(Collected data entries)
- - - - - - -

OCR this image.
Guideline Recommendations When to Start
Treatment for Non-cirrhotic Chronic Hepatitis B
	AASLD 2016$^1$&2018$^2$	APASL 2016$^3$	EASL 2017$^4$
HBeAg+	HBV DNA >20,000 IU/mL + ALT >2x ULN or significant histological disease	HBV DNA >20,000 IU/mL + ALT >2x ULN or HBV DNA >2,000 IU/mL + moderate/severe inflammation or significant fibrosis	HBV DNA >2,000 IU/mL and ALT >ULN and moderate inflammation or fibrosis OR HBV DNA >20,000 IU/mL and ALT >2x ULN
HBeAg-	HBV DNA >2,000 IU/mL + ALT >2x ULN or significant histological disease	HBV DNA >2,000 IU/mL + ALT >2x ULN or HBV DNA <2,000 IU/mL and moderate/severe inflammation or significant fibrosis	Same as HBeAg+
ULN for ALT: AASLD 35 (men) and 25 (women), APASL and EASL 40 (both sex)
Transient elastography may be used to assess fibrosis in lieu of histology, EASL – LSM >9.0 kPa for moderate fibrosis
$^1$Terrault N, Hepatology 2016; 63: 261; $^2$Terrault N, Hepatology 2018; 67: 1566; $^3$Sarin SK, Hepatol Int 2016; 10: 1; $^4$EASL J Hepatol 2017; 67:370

- - - - - - -

▶ WHAT NEEDS TO BE DONE
Repeat all entries. Match them exactly.

▶ RESULT
OCR this image.
Guideline Recommendations When to Start
Treatment for Non-cirrhotic Chronic Hepatitis B
	AASLD 2016$^1$&2018$^2$	APASL 2016$^3$	EASL 2017$^4$
HBeAg+	HBV DNA >20,000 IU/mL + ALT >2x ULN or significant histological disease	HBV DNA >20,000 IU/mL + ALT >2x ULN or HBV DNA >2,000 IU/mL + moderate/severe inflammation or significant fibrosis	HBV DNA >2,000 IU/mL and ALT >ULN and moderate inflammation or fibrosis OR HBV DNA >20,000 IU/mL and ALT >2x ULN
HBeAg-	HBV DNA >2,000 IU/mL + ALT >2x ULN or significant histological disease	HBV DNA >2,000 IU/mL + ALT >2x ULN or HBV DNA <2,000 IU/mL and moderate/severe inflammation or significant fibrosis	Same as HBeAg+
ULN for ALT: AASLD 35 (men) and 25 (women), APASL and EASL 40 (both sex)
Transient elastography may be used to assess fibrosis in lieu of histology, EASL – LSM >9.0 kPa for moderate fibrosis
$^1$Terrault N, Hepatology 2016; 63: 261; $^2$Terrault N, Hepatology 2018; 67: 1566; $^3$Sarin SK, Hepatol Int 2016; 10: 1; $^4$EASL J Hepatol 2017; 67:370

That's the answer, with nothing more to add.